• Short exercise: Reproduce all entries precisely as they are written.

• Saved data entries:
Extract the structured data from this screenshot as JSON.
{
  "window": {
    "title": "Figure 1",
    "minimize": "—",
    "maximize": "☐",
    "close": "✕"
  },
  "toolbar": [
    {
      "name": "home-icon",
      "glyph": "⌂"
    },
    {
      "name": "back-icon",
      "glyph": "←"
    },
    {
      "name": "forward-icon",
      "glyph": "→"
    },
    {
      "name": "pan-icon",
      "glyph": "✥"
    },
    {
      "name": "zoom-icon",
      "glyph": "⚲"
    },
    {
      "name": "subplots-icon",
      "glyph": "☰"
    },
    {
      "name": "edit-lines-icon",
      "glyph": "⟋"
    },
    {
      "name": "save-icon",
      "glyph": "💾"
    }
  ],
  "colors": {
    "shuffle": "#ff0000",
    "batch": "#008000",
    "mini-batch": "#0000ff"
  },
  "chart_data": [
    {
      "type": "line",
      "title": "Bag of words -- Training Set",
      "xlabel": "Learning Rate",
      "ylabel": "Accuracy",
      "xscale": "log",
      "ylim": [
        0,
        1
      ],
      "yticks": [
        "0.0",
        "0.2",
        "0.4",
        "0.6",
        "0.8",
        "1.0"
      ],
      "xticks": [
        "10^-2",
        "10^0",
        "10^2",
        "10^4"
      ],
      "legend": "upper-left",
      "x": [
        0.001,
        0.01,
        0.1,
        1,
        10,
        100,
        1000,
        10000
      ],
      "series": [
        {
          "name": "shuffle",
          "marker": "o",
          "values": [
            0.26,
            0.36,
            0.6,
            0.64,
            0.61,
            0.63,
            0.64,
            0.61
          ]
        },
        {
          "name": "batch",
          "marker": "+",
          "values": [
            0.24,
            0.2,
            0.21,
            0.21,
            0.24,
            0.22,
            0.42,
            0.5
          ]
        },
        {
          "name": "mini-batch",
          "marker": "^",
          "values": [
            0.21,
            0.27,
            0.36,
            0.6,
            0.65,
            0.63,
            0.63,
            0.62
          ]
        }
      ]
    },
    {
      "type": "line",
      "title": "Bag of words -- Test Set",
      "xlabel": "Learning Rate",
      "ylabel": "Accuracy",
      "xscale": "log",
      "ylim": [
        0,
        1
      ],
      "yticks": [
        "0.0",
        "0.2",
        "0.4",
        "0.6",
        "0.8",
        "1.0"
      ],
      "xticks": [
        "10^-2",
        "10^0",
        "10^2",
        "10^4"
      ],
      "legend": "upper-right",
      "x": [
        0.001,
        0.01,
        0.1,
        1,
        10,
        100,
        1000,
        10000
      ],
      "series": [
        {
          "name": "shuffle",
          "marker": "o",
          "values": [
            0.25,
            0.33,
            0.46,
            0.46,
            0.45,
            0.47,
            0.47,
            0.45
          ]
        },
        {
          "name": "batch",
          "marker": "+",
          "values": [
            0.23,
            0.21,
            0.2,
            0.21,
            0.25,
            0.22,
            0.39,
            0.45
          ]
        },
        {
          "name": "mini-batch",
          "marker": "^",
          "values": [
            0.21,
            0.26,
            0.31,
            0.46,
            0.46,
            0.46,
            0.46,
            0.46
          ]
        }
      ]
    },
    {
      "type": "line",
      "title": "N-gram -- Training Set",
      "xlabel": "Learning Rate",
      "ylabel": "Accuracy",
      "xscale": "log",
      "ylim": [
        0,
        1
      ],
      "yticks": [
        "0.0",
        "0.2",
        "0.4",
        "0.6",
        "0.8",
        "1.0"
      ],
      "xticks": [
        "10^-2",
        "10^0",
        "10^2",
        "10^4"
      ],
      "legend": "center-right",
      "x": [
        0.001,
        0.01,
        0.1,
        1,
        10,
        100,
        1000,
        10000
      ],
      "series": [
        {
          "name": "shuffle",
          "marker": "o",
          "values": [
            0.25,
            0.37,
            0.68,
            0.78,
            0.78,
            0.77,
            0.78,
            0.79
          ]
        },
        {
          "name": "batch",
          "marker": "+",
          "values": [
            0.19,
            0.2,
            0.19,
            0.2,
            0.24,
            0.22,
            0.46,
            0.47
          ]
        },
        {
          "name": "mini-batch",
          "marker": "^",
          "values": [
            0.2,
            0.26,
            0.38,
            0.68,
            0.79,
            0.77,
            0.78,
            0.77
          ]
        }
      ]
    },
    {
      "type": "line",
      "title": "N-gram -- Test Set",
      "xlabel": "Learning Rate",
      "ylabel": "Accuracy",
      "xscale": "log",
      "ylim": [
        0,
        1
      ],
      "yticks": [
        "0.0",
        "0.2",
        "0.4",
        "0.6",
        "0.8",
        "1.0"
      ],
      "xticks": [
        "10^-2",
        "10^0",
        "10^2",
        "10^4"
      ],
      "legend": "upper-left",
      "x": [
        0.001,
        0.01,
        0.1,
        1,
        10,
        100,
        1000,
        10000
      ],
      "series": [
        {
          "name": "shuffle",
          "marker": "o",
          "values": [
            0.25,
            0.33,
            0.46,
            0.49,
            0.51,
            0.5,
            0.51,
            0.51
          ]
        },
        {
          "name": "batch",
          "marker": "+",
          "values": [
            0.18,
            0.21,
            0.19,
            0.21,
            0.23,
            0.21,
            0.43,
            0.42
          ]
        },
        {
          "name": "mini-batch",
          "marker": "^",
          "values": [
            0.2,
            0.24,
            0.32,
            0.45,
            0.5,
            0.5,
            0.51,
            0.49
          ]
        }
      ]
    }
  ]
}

• Solution for this exercise:
Extract the structured data from this screenshot as JSON.
{
  "window": {
    "title": "Figure 1",
    "minimize": "—",
    "maximize": "☐",
    "close": "✕"
  },
  "toolbar": [
    {
      "name": "home-icon",
      "glyph": "⌂"
    },
    {
      "name": "back-icon",
      "glyph": "←"
    },
    {
      "name": "forward-icon",
      "glyph": "→"
    },
    {
      "name": "pan-icon",
      "glyph": "✥"
    },
    {
      "name": "zoom-icon",
      "glyph": "⚲"
    },
    {
      "name": "subplots-icon",
      "glyph": "☰"
    },
    {
      "name": "edit-lines-icon",
      "glyph": "⟋"
    },
    {
      "name": "save-icon",
      "glyph": "💾"
    }
  ],
  "colors": {
    "shuffle": "#ff0000",
    "batch": "#008000",
    "mini-batch": "#0000ff"
  },
  "chart_data": [
    {
      "type": "line",
      "title": "Bag of words -- Training Set",
      "xlabel": "Learning Rate",
      "ylabel": "Accuracy",
      "xscale": "log",
      "ylim": [
        0,
        1
      ],
      "yticks": [
        "0.0",
        "0.2",
        "0.4",
        "0.6",
        "0.8",
        "1.0"
      ],
      "xticks": [
        "10^-2",
        "10^0",
        "10^2",
        "10^4"
      ],
      "legend": "upper-left",
      "x": [
        0.001,
        0.01,
        0.1,
        1,
        10,
        100,
        1000,
        10000
      ],
      "series": [
        {
          "name": "shuffle",
          "marker": "o",
          "values": [
            0.26,
            0.36,
            0.6,
            0.64,
            0.61,
            0.63,
            0.64,
            0.61
          ]
        },
        {
          "name": "batch",
          "marker": "+",
          "values": [
            0.24,
            0.2,
            0.21,
            0.21,
            0.24,
            0.22,
            0.42,
            0.5
          ]
        },
        {
          "name": "mini-batch",
          "marker": "^",
          "values": [
            0.21,
            0.27,
            0.36,
            0.6,
            0.65,
            0.63,
            0.63,
            0.62
          ]
        }
      ]
    },
    {
      "type": "line",
      "title": "Bag of words -- Test Set",
      "xlabel": "Learning Rate",
      "ylabel": "Accuracy",
      "xscale": "log",
      "ylim": [
        0,
        1
      ],
      "yticks": [
        "0.0",
        "0.2",
        "0.4",
        "0.6",
        "0.8",
        "1.0"
      ],
      "xticks": [
        "10^-2",
        "10^0",
        "10^2",
        "10^4"
      ],
      "legend": "upper-right",
      "x": [
        0.001,
        0.01,
        0.1,
        1,
        10,
        100,
        1000,
        10000
      ],
      "series": [
        {
          "name": "shuffle",
          "marker": "o",
          "values": [
            0.25,
            0.33,
            0.46,
            0.46,
            0.45,
            0.47,
            0.47,
            0.45
          ]
        },
        {
          "name": "batch",
          "marker": "+",
          "values": [
            0.23,
            0.21,
            0.2,
            0.21,
            0.25,
            0.22,
            0.39,
            0.45
          ]
        },
        {
          "name": "mini-batch",
          "marker": "^",
          "values": [
            0.21,
            0.26,
            0.31,
            0.46,
            0.46,
            0.46,
            0.46,
            0.46
          ]
        }
      ]
    },
    {
      "type": "line",
      "title": "N-gram -- Training Set",
      "xlabel": "Learning Rate",
      "ylabel": "Accuracy",
      "xscale": "log",
      "ylim": [
        0,
        1
      ],
      "yticks": [
        "0.0",
        "0.2",
        "0.4",
        "0.6",
        "0.8",
        "1.0"
      ],
      "xticks": [
        "10^-2",
        "10^0",
        "10^2",
        "10^4"
      ],
      "legend": "center-right",
      "x": [
        0.001,
        0.01,
        0.1,
        1,
        10,
        100,
        1000,
        10000
      ],
      "series": [
        {
          "name": "shuffle",
          "marker": "o",
          "values": [
            0.25,
            0.37,
            0.68,
            0.78,
            0.78,
            0.77,
            0.78,
            0.79
          ]
        },
        {
          "name": "batch",
          "marker": "+",
          "values": [
            0.19,
            0.2,
            0.19,
            0.2,
            0.24,
            0.22,
            0.46,
            0.47
          ]
        },
        {
          "name": "mini-batch",
          "marker": "^",
          "values": [
            0.2,
            0.26,
            0.38,
            0.68,
            0.79,
            0.77,
            0.78,
            0.77
          ]
        }
      ]
    },
    {
      "type": "line",
      "title": "N-gram -- Test Set",
      "xlabel": "Learning Rate",
      "ylabel": "Accuracy",
      "xscale": "log",
      "ylim": [
        0,
        1
      ],
      "yticks": [
        "0.0",
        "0.2",
        "0.4",
        "0.6",
        "0.8",
        "1.0"
      ],
      "xticks": [
        "10^-2",
        "10^0",
        "10^2",
        "10^4"
      ],
      "legend": "upper-left",
      "x": [
        0.001,
        0.01,
        0.1,
        1,
        10,
        100,
        1000,
        10000
      ],
      "series": [
        {
          "name": "shuffle",
          "marker": "o",
          "values": [
            0.25,
            0.33,
            0.46,
            0.49,
            0.51,
            0.5,
            0.51,
            0.51
          ]
        },
        {
          "name": "batch",
          "marker": "+",
          "values": [
            0.18,
            0.21,
            0.19,
            0.21,
            0.23,
            0.21,
            0.43,
            0.42
          ]
        },
        {
          "name": "mini-batch",
          "marker": "^",
          "values": [
            0.2,
            0.24,
            0.32,
            0.45,
            0.5,
            0.5,
            0.51,
            0.49
          ]
        }
      ]
    }
  ]
}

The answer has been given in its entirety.